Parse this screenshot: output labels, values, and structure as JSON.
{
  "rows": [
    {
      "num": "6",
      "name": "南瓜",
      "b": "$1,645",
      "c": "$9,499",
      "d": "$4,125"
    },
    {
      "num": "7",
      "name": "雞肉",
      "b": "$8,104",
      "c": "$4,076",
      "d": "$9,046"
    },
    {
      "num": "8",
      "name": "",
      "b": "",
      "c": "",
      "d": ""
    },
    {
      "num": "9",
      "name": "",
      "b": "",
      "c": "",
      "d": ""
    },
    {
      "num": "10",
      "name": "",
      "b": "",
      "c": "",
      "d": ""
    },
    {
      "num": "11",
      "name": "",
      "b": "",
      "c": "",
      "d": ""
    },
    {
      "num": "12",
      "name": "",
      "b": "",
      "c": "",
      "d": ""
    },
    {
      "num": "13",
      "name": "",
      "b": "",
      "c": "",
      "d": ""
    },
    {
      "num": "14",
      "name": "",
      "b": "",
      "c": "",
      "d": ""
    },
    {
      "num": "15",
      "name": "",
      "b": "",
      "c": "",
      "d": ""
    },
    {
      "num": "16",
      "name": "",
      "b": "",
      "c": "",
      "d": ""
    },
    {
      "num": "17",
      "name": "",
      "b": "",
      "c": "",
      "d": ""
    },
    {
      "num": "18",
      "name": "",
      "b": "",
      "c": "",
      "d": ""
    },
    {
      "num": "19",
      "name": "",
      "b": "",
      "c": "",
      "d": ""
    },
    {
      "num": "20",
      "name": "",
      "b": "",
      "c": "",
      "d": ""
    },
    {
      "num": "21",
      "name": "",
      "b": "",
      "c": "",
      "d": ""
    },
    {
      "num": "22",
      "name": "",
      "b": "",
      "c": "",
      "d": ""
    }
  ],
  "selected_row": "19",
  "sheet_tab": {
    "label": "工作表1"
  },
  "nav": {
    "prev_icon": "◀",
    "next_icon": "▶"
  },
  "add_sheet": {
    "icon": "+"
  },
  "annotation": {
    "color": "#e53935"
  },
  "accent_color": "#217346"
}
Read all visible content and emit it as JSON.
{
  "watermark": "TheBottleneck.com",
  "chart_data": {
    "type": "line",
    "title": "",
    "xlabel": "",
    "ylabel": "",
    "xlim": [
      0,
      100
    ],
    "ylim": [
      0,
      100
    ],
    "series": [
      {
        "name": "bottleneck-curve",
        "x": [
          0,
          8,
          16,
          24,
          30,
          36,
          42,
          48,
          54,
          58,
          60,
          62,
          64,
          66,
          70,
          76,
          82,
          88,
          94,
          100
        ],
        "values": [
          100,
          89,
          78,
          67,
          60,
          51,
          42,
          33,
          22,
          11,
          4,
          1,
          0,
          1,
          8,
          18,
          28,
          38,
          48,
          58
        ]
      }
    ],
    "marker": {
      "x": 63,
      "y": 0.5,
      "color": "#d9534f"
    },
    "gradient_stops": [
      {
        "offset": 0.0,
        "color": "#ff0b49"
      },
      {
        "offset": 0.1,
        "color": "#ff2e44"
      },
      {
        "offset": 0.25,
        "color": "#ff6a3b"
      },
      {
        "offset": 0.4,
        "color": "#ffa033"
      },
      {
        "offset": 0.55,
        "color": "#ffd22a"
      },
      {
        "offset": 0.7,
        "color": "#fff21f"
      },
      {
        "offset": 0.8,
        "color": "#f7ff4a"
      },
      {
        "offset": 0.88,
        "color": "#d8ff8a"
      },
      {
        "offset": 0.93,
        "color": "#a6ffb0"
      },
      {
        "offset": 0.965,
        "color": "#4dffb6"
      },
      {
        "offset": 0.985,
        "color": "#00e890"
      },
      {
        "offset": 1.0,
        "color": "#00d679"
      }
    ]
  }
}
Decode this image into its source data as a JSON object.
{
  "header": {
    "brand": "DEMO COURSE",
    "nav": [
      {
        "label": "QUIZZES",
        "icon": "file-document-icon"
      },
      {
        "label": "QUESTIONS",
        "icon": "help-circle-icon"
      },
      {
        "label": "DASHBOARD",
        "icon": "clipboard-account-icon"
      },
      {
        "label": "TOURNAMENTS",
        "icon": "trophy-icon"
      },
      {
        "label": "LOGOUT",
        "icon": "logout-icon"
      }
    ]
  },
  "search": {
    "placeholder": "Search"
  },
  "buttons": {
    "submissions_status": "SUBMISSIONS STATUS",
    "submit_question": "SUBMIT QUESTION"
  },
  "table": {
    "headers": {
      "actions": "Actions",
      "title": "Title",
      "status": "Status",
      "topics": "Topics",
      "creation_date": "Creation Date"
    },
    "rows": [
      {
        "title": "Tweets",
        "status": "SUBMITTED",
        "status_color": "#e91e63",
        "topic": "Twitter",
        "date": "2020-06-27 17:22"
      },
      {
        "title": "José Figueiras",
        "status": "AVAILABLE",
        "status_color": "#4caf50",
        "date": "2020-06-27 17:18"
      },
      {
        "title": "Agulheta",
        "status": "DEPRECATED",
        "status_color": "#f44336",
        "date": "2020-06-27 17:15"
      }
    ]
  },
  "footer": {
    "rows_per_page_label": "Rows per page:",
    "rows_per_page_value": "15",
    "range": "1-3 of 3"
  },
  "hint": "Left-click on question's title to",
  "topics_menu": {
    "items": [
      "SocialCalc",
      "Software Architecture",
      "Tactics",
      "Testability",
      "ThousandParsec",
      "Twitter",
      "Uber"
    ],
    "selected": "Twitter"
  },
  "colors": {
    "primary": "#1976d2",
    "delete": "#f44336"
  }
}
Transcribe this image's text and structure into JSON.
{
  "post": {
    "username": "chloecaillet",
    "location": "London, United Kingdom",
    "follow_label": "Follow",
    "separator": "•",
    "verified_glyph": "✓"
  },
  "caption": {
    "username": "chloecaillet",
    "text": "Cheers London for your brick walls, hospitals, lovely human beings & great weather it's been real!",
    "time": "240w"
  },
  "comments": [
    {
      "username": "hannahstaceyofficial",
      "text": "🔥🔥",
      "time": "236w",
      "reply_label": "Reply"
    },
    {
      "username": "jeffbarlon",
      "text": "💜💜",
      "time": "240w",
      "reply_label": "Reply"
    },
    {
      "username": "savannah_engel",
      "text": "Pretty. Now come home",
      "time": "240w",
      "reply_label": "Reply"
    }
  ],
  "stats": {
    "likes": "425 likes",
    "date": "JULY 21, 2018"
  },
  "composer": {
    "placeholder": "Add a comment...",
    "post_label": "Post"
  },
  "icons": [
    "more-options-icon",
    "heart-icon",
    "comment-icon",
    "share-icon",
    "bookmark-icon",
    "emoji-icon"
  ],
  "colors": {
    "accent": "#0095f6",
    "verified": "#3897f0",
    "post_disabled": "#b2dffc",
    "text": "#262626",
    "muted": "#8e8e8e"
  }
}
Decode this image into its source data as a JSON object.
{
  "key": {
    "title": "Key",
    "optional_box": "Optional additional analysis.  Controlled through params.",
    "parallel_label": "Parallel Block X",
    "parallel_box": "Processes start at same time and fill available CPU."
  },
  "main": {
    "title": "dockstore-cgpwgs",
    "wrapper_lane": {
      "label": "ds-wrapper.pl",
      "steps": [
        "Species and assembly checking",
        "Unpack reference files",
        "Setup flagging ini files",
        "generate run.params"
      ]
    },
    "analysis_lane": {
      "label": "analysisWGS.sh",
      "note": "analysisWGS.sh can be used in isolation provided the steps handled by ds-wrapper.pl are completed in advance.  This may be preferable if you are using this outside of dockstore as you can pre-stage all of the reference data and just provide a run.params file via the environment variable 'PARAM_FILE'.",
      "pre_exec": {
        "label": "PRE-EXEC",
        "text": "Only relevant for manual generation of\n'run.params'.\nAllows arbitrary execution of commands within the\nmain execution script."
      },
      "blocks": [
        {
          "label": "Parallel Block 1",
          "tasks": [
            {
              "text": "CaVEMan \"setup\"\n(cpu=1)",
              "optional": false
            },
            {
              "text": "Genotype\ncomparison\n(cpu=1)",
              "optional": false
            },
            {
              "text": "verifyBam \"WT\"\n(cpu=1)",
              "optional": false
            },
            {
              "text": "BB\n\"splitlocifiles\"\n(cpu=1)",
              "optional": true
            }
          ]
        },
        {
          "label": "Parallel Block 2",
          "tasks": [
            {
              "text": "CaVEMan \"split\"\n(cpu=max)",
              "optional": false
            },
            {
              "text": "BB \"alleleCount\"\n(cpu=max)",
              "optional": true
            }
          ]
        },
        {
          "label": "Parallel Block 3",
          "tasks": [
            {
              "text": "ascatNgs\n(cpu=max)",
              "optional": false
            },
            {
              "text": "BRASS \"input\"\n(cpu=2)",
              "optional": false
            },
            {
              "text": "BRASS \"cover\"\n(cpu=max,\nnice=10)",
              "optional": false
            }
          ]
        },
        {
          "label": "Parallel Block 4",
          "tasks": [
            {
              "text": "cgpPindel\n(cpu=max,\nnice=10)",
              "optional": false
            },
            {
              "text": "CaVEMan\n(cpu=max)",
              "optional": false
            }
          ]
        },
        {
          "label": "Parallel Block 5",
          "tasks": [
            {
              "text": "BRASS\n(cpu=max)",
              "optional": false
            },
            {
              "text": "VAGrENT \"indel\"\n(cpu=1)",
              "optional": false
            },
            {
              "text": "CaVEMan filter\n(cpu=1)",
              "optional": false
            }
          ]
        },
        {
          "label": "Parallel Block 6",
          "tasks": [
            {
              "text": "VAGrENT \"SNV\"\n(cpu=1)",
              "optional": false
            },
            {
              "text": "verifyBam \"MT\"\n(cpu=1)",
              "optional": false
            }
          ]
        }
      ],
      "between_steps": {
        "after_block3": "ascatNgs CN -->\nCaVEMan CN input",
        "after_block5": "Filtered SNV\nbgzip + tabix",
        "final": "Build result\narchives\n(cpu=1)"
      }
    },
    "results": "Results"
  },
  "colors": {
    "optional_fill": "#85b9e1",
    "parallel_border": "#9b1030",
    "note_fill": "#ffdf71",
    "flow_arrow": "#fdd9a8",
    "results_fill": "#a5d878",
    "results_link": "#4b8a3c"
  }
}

______

◆ Aim
Within the data above, count the lines that contain the string "username"; the reply is the number alone.

◆ Response for this exercise
5